Convert the entries below into a Markdown table with the columns Row and Entry Line, numbering every line in order and omitting blank lines.
# Start of RECORDS FOR PROCESSING
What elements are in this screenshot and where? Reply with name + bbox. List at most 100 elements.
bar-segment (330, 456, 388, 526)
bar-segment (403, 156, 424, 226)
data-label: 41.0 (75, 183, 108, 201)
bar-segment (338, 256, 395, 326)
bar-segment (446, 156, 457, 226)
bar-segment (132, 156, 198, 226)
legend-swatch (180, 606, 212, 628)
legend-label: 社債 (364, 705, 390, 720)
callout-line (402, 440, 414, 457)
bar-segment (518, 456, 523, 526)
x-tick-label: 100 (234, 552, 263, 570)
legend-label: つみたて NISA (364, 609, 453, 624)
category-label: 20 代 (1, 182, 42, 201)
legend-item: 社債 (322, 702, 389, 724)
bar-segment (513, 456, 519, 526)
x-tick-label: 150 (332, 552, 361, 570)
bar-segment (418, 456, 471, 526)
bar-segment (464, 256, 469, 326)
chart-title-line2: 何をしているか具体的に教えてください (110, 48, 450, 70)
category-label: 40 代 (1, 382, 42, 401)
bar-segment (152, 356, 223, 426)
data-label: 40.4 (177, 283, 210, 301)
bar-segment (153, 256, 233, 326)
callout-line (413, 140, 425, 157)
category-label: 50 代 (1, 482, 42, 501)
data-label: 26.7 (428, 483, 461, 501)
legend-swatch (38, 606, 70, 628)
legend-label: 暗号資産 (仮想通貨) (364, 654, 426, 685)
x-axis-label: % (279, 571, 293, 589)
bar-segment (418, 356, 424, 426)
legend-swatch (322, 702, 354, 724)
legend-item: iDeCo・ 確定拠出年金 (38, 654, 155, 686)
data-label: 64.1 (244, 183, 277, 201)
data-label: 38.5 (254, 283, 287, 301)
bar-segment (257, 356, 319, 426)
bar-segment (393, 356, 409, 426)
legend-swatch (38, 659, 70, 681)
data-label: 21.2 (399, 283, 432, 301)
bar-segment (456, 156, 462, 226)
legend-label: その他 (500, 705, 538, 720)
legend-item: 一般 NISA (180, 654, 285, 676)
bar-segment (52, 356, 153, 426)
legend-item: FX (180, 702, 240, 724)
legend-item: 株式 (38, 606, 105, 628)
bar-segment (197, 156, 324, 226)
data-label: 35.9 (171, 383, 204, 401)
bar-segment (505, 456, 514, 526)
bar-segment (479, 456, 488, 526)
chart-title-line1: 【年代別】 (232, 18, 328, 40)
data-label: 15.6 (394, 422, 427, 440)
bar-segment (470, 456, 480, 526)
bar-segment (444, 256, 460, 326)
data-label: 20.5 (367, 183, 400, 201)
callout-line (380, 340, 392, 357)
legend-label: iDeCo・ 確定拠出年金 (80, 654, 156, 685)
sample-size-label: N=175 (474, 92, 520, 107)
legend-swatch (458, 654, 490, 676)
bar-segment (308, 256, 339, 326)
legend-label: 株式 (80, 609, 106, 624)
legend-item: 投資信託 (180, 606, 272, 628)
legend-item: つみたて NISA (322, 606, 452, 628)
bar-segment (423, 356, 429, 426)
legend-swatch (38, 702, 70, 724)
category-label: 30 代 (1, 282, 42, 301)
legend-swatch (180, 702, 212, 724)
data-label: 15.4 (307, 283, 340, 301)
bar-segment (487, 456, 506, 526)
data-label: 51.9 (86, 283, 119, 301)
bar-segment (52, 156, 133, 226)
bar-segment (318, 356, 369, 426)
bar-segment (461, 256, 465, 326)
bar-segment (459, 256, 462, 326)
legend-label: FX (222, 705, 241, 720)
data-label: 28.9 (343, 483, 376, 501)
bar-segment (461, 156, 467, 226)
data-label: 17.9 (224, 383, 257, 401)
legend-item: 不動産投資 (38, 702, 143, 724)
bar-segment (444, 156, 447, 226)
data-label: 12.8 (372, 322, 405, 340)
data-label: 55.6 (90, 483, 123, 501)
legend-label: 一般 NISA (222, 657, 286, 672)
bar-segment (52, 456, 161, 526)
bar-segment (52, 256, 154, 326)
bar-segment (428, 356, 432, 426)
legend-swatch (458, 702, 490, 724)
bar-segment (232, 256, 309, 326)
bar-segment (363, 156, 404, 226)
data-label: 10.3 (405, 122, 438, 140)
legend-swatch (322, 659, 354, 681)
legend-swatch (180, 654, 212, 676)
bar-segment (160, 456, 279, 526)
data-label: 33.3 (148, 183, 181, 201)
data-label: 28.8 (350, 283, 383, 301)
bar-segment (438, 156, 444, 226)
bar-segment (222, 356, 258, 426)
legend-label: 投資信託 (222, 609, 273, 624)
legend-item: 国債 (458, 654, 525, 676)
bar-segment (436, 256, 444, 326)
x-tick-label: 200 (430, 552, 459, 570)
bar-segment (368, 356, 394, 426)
# End of RECORDS FOR PROCESSING
RESULT:
| Row | Entry Line |
|---|---|
| 1 | What elements are in this screenshot and where? Reply with name + bbox. List at most 100 elements. |
| 2 | bar-segment (330, 456, 388, 526) |
| 3 | bar-segment (403, 156, 424, 226) |
| 4 | data-label: 41.0 (75, 183, 108, 201) |
| 5 | bar-segment (338, 256, 395, 326) |
| 6 | bar-segment (446, 156, 457, 226) |
| 7 | bar-segment (132, 156, 198, 226) |
| 8 | legend-swatch (180, 606, 212, 628) |
| 9 | legend-label: 社債 (364, 705, 390, 720) |
| 10 | callout-line (402, 440, 414, 457) |
| 11 | bar-segment (518, 456, 523, 526) |
| 12 | x-tick-label: 100 (234, 552, 263, 570) |
| 13 | legend-label: つみたて NISA (364, 609, 453, 624) |
| 14 | category-label: 20 代 (1, 182, 42, 201) |
| 15 | legend-item: 社債 (322, 702, 389, 724) |
| 16 | bar-segment (513, 456, 519, 526) |
| 17 | x-tick-label: 150 (332, 552, 361, 570) |
| 18 | bar-segment (418, 456, 471, 526) |
| 19 | bar-segment (464, 256, 469, 326) |
| 20 | chart-title-line2: 何をしているか具体的に教えてください (110, 48, 450, 70) |
| 21 | category-label: 40 代 (1, 382, 42, 401) |
| 22 | bar-segment (152, 356, 223, 426) |
| 23 | data-label: 40.4 (177, 283, 210, 301) |
| 24 | bar-segment (153, 256, 233, 326) |
| 25 | callout-line (413, 140, 425, 157) |
| 26 | category-label: 50 代 (1, 482, 42, 501) |
| 27 | data-label: 26.7 (428, 483, 461, 501) |
| 28 | legend-swatch (38, 606, 70, 628) |
| 29 | legend-label: 暗号資産 (仮想通貨) (364, 654, 426, 685) |
| 30 | x-axis-label: % (279, 571, 293, 589) |
| 31 | bar-segment (418, 356, 424, 426) |
| 32 | legend-swatch (322, 702, 354, 724) |
| 33 | legend-item: iDeCo・ 確定拠出年金 (38, 654, 155, 686) |
| 34 | data-label: 64.1 (244, 183, 277, 201) |
| 35 | data-label: 38.5 (254, 283, 287, 301) |
| 36 | bar-segment (257, 356, 319, 426) |
| 37 | bar-segment (393, 356, 409, 426) |
| 38 | legend-swatch (38, 659, 70, 681) |
| 39 | data-label: 21.2 (399, 283, 432, 301) |
| 40 | bar-segment (456, 156, 462, 226) |
| 41 | legend-label: その他 (500, 705, 538, 720) |
| 42 | legend-item: 一般 NISA (180, 654, 285, 676) |
| 43 | bar-segment (52, 356, 153, 426) |
| 44 | legend-item: FX (180, 702, 240, 724) |
| 45 | legend-item: 株式 (38, 606, 105, 628) |
| 46 | bar-segment (197, 156, 324, 226) |
| 47 | data-label: 35.9 (171, 383, 204, 401) |
| 48 | bar-segment (505, 456, 514, 526) |
| 49 | bar-segment (479, 456, 488, 526) |
| 50 | chart-title-line1: 【年代別】 (232, 18, 328, 40) |
| 51 | data-label: 15.6 (394, 422, 427, 440) |
| 52 | bar-segment (470, 456, 480, 526) |
| 53 | bar-segment (444, 256, 460, 326) |
| 54 | data-label: 20.5 (367, 183, 400, 201) |
| 55 | callout-line (380, 340, 392, 357) |
| 56 | legend-label: iDeCo・ 確定拠出年金 (80, 654, 156, 685) |
| 57 | sample-size-label: N=175 (474, 92, 520, 107) |
| 58 | legend-swatch (458, 654, 490, 676) |
| 59 | bar-segment (308, 256, 339, 326) |
| 60 | legend-label: 株式 (80, 609, 106, 624) |
| 61 | legend-item: 投資信託 (180, 606, 272, 628) |
| 62 | legend-item: つみたて NISA (322, 606, 452, 628) |
| 63 | bar-segment (423, 356, 429, 426) |
| 64 | legend-swatch (38, 702, 70, 724) |
| 65 | category-label: 30 代 (1, 282, 42, 301) |
| 66 | legend-swatch (180, 702, 212, 724) |
| 67 | data-label: 15.4 (307, 283, 340, 301) |
| 68 | bar-segment (487, 456, 506, 526) |
| 69 | data-label: 51.9 (86, 283, 119, 301) |
| 70 | bar-segment (52, 156, 133, 226) |
| 71 | bar-segment (318, 356, 369, 426) |
| 72 | bar-segment (461, 256, 465, 326) |
| 73 | bar-segment (459, 256, 462, 326) |
| 74 | legend-label: FX (222, 705, 241, 720) |
| 75 | data-label: 28.9 (343, 483, 376, 501) |
| 76 | bar-segment (461, 156, 467, 226) |
| 77 | data-label: 17.9 (224, 383, 257, 401) |
| 78 | legend-item: 不動産投資 (38, 702, 143, 724) |
| 79 | bar-segment (444, 156, 447, 226) |
| 80 | data-label: 12.8 (372, 322, 405, 340) |
| 81 | data-label: 55.6 (90, 483, 123, 501) |
| 82 | legend-label: 一般 NISA (222, 657, 286, 672) |
| 83 | bar-segment (52, 456, 161, 526) |
| 84 | bar-segment (52, 256, 154, 326) |
| 85 | bar-segment (428, 356, 432, 426) |
| 86 | legend-swatch (458, 702, 490, 724) |
| 87 | bar-segment (232, 256, 309, 326) |
| 88 | bar-segment (363, 156, 404, 226) |
| 89 | data-label: 10.3 (405, 122, 438, 140) |
| 90 | legend-swatch (322, 659, 354, 681) |
| 91 | legend-swatch (180, 654, 212, 676) |
| 92 | bar-segment (160, 456, 279, 526) |
| 93 | data-label: 33.3 (148, 183, 181, 201) |
| 94 | data-label: 28.8 (350, 283, 383, 301) |
| 95 | bar-segment (438, 156, 444, 226) |
| 96 | bar-segment (222, 356, 258, 426) |
| 97 | legend-label: 投資信託 (222, 609, 273, 624) |
| 98 | legend-item: 国債 (458, 654, 525, 676) |
| 99 | bar-segment (436, 256, 444, 326) |
| 100 | x-tick-label: 200 (430, 552, 459, 570) |
| 101 | bar-segment (368, 356, 394, 426) |